-------- Input for this task

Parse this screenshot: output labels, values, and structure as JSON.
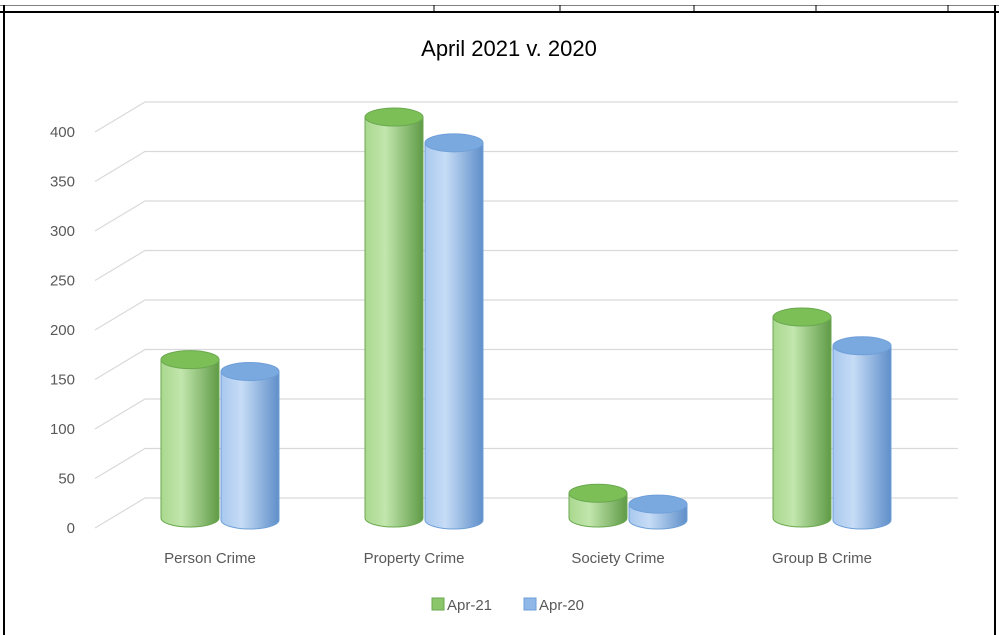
{
  "chart_data": {
    "type": "bar",
    "title": "April 2021 v. 2020",
    "categories": [
      "Person Crime",
      "Property Crime",
      "Society Crime",
      "Group B Crime"
    ],
    "series": [
      {
        "name": "Apr-21",
        "values": [
          160,
          405,
          25,
          203
        ],
        "color": "#8cc66b"
      },
      {
        "name": "Apr-20",
        "values": [
          152,
          383,
          18,
          178
        ],
        "color": "#8fb8e8"
      }
    ],
    "yticks": [
      "0",
      "50",
      "100",
      "150",
      "200",
      "250",
      "300",
      "350",
      "400"
    ],
    "ylim": [
      0,
      400
    ],
    "grid": true,
    "legend": "bottom",
    "style": "3d-cylinder"
  }
}
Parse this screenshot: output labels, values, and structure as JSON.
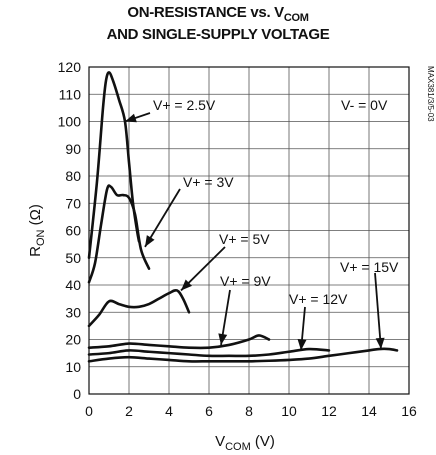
{
  "title": {
    "line1": "ON-RESISTANCE vs. V",
    "line1_sub": "COM",
    "line2": "AND SINGLE-SUPPLY VOLTAGE"
  },
  "figure_tag": "MAX381/3/5-03",
  "chart_data": {
    "type": "line",
    "xlabel": {
      "main": "V",
      "sub": "COM",
      "unit": " (V)"
    },
    "ylabel": {
      "main": "R",
      "sub": "ON",
      "unit": " (Ω)"
    },
    "xlim": [
      0,
      16
    ],
    "ylim": [
      0,
      120
    ],
    "xticks": [
      0,
      2,
      4,
      6,
      8,
      10,
      12,
      14,
      16
    ],
    "yticks": [
      0,
      10,
      20,
      30,
      40,
      50,
      60,
      70,
      80,
      90,
      100,
      110,
      120
    ],
    "grid": true,
    "series": [
      {
        "name": "V+ = 2.5V",
        "x": [
          0,
          0.4,
          0.7,
          0.85,
          1.0,
          1.2,
          1.5,
          1.8,
          2.0,
          2.2,
          2.4,
          2.5
        ],
        "y": [
          50,
          78,
          105,
          115,
          118,
          115,
          108,
          100,
          85,
          70,
          60,
          56
        ]
      },
      {
        "name": "V+ = 3V",
        "x": [
          0,
          0.3,
          0.6,
          0.9,
          1.1,
          1.4,
          1.7,
          2.0,
          2.3,
          2.6,
          3.0
        ],
        "y": [
          41,
          48,
          62,
          75,
          76,
          73,
          73,
          72,
          66,
          53,
          46
        ]
      },
      {
        "name": "V+ = 5V",
        "x": [
          0,
          0.5,
          1.0,
          1.5,
          2.0,
          2.5,
          3.0,
          3.5,
          4.0,
          4.4,
          4.7,
          5.0
        ],
        "y": [
          25,
          29,
          34,
          33,
          32,
          32,
          33,
          35,
          37,
          38,
          35,
          30
        ]
      },
      {
        "name": "V+ = 9V",
        "x": [
          0,
          1,
          2,
          3,
          4,
          5,
          6,
          7,
          8,
          8.5,
          9
        ],
        "y": [
          17,
          17.5,
          18.5,
          18,
          17.5,
          17,
          17,
          18,
          20,
          21.5,
          20
        ]
      },
      {
        "name": "V+ = 12V",
        "x": [
          0,
          1,
          2,
          3,
          4,
          5,
          6,
          7,
          8,
          9,
          10,
          11,
          12
        ],
        "y": [
          14.5,
          15,
          16,
          15.5,
          15,
          14.5,
          14,
          14,
          14,
          14.5,
          15.5,
          16.5,
          16
        ]
      },
      {
        "name": "V+ = 15V",
        "x": [
          0,
          1,
          2,
          3,
          4,
          5,
          6,
          7,
          8,
          9,
          10,
          11,
          12,
          13,
          14,
          14.5,
          15,
          15.4
        ],
        "y": [
          12,
          13,
          13.5,
          13,
          12.5,
          12,
          12,
          12,
          12,
          12.2,
          12.5,
          13,
          14,
          15,
          16,
          16.5,
          16.5,
          16
        ]
      }
    ],
    "annotations": [
      {
        "text": "V+ = 2.5V",
        "series": "V+ = 2.5V",
        "target": [
          1.8,
          100
        ]
      },
      {
        "text": "V+ = 3V",
        "series": "V+ = 3V",
        "target": [
          2.8,
          54
        ]
      },
      {
        "text": "V+ = 5V",
        "series": "V+ = 5V",
        "target": [
          4.6,
          38
        ]
      },
      {
        "text": "V+ = 9V",
        "series": "V+ = 9V",
        "target": [
          6.6,
          18
        ]
      },
      {
        "text": "V+ = 12V",
        "series": "V+ = 12V",
        "target": [
          10.6,
          16
        ]
      },
      {
        "text": "V+ = 15V",
        "series": "V+ = 15V",
        "target": [
          14.6,
          16.5
        ]
      }
    ],
    "note": "V- = 0V"
  }
}
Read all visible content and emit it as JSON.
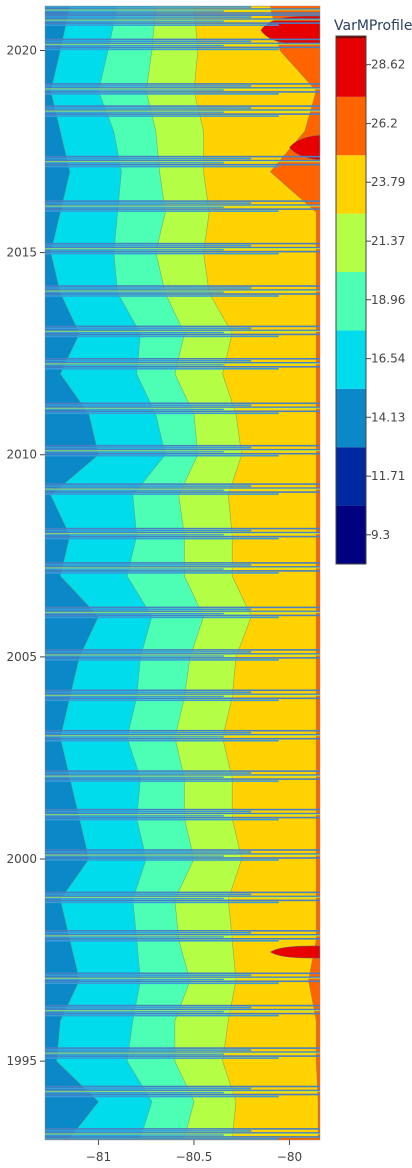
{
  "chart_data": {
    "type": "heatmap",
    "subtype": "contour",
    "title": "",
    "xlabel": "",
    "ylabel": "",
    "x": {
      "range": [
        -81.28,
        -79.84
      ],
      "ticks": [
        {
          "value": -81,
          "label": "−81"
        },
        {
          "value": -80.5,
          "label": "−80.5"
        },
        {
          "value": -80,
          "label": "−80"
        }
      ]
    },
    "y": {
      "range": [
        1993.05,
        2021.1
      ],
      "ticks": [
        {
          "value": 2020,
          "label": "2020"
        },
        {
          "value": 2015,
          "label": "2015"
        },
        {
          "value": 2010,
          "label": "2010"
        },
        {
          "value": 2005,
          "label": "2005"
        },
        {
          "value": 2000,
          "label": "2000"
        },
        {
          "value": 1995,
          "label": "1995"
        }
      ]
    },
    "colorbar": {
      "title": "VarMProfile",
      "range": [
        8.1,
        29.8
      ],
      "ticks": [
        {
          "value": 28.62,
          "label": "28.62"
        },
        {
          "value": 26.2,
          "label": "26.2"
        },
        {
          "value": 23.79,
          "label": "23.79"
        },
        {
          "value": 21.37,
          "label": "21.37"
        },
        {
          "value": 18.96,
          "label": "18.96"
        },
        {
          "value": 16.54,
          "label": "16.54"
        },
        {
          "value": 14.13,
          "label": "14.13"
        },
        {
          "value": 11.71,
          "label": "11.71"
        },
        {
          "value": 9.3,
          "label": "9.3"
        }
      ],
      "levels": [
        {
          "min": 8.1,
          "max": 10.5,
          "color": "#000080"
        },
        {
          "min": 10.5,
          "max": 12.9,
          "color": "#0028a0"
        },
        {
          "min": 12.9,
          "max": 15.3,
          "color": "#0a88c8"
        },
        {
          "min": 15.3,
          "max": 17.7,
          "color": "#00dcec"
        },
        {
          "min": 17.7,
          "max": 20.1,
          "color": "#4cffb4"
        },
        {
          "min": 20.1,
          "max": 22.5,
          "color": "#b4ff46"
        },
        {
          "min": 22.5,
          "max": 24.9,
          "color": "#ffd200"
        },
        {
          "min": 24.9,
          "max": 27.3,
          "color": "#ff6400"
        },
        {
          "min": 27.3,
          "max": 29.7,
          "color": "#e60000"
        },
        {
          "min": 29.7,
          "max": 32.1,
          "color": "#800000"
        }
      ]
    },
    "missing_bands": [
      2021.0,
      2020.75,
      2020.15,
      2019.05,
      2018.5,
      2017.25,
      2016.15,
      2015.1,
      2014.05,
      2013.05,
      2012.25,
      2011.15,
      2010.1,
      2009.15,
      2008.05,
      2007.2,
      2006.1,
      2005.05,
      2004.05,
      2003.05,
      2002.05,
      2001.1,
      2000.1,
      1999.05,
      1998.1,
      1997.05,
      1996.25,
      1995.2,
      1994.25,
      1993.2
    ],
    "isotherm_positions": {
      "note": "longitude of each level boundary (dT/level) at given year",
      "years": [
        1993.1,
        1994.0,
        1995.0,
        1996.0,
        1997.0,
        1998.0,
        1999.0,
        2000.0,
        2001.0,
        2002.0,
        2003.0,
        2004.0,
        2005.0,
        2006.0,
        2007.0,
        2008.0,
        2009.0,
        2010.0,
        2011.0,
        2012.0,
        2013.0,
        2014.0,
        2015.0,
        2016.0,
        2017.0,
        2018.0,
        2019.0,
        2020.0,
        2021.1
      ],
      "boundary_16_54": [
        -81.15,
        -81.0,
        -81.22,
        -81.2,
        -81.1,
        -81.15,
        -81.2,
        -81.05,
        -81.1,
        -81.15,
        -81.2,
        -81.15,
        -81.1,
        -81.0,
        -81.2,
        -81.15,
        -81.25,
        -81.0,
        -81.05,
        -81.2,
        -81.1,
        -81.2,
        -81.25,
        -81.2,
        -81.15,
        -81.2,
        -81.25,
        -81.2,
        -81.15
      ],
      "boundary_18_96": [
        -80.78,
        -80.72,
        -80.85,
        -80.82,
        -80.78,
        -80.8,
        -80.82,
        -80.75,
        -80.8,
        -80.78,
        -80.85,
        -80.8,
        -80.78,
        -80.72,
        -80.85,
        -80.8,
        -80.82,
        -80.65,
        -80.7,
        -80.8,
        -80.78,
        -80.9,
        -80.92,
        -80.9,
        -80.88,
        -80.92,
        -81.0,
        -80.95,
        -80.9
      ],
      "boundary_21_37": [
        -80.55,
        -80.5,
        -80.6,
        -80.6,
        -80.52,
        -80.58,
        -80.6,
        -80.5,
        -80.55,
        -80.55,
        -80.6,
        -80.55,
        -80.52,
        -80.45,
        -80.55,
        -80.55,
        -80.58,
        -80.48,
        -80.5,
        -80.6,
        -80.55,
        -80.65,
        -80.7,
        -80.65,
        -80.68,
        -80.7,
        -80.75,
        -80.72,
        -80.7
      ],
      "boundary_23_79": [
        -80.3,
        -80.28,
        -80.35,
        -80.32,
        -80.28,
        -80.3,
        -80.32,
        -80.25,
        -80.3,
        -80.3,
        -80.35,
        -80.3,
        -80.28,
        -80.2,
        -80.3,
        -80.3,
        -80.32,
        -80.25,
        -80.28,
        -80.35,
        -80.3,
        -80.42,
        -80.45,
        -80.42,
        -80.45,
        -80.45,
        -80.5,
        -80.48,
        -80.5
      ],
      "boundary_26_2": [
        -79.85,
        -79.85,
        -79.86,
        -79.86,
        -79.9,
        -79.86,
        -79.86,
        -79.86,
        -79.86,
        -79.86,
        -79.86,
        -79.86,
        -79.86,
        -79.86,
        -79.86,
        -79.86,
        -79.86,
        -79.86,
        -79.86,
        -79.86,
        -79.86,
        -79.86,
        -79.86,
        -79.86,
        -80.1,
        -79.92,
        -79.86,
        -80.05,
        -80.1
      ]
    },
    "hot_patches": [
      {
        "year": 2020.5,
        "x_from": -80.15,
        "level_index": 8,
        "half_height": 0.35
      },
      {
        "year": 2017.6,
        "x_from": -80.0,
        "level_index": 8,
        "half_height": 0.3
      },
      {
        "year": 1997.7,
        "x_from": -80.1,
        "level_index": 8,
        "half_height": 0.15
      }
    ]
  }
}
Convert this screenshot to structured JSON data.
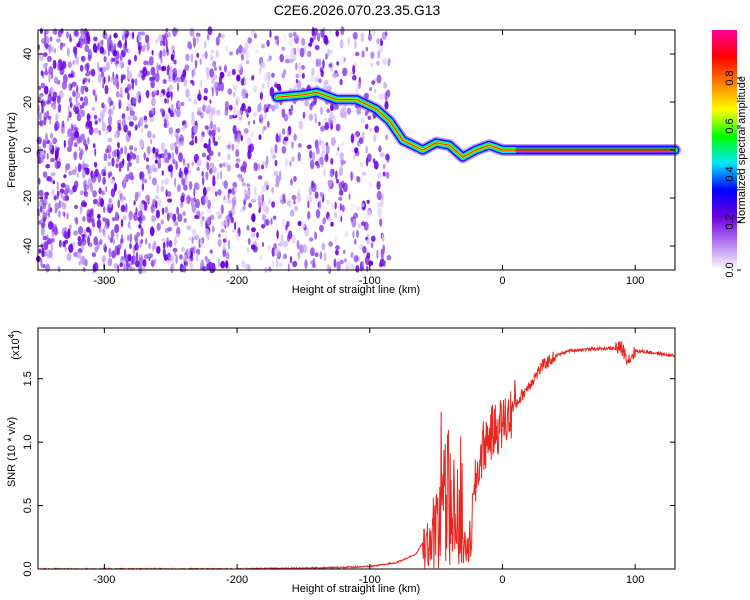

----------------

Aim: Identify the lines that contain the string "title", and copy every one of them.

Written solution:
    "title": "April 2021 v. 2020",
  "title": {
    "title": "",
      "title": "VarMProfile",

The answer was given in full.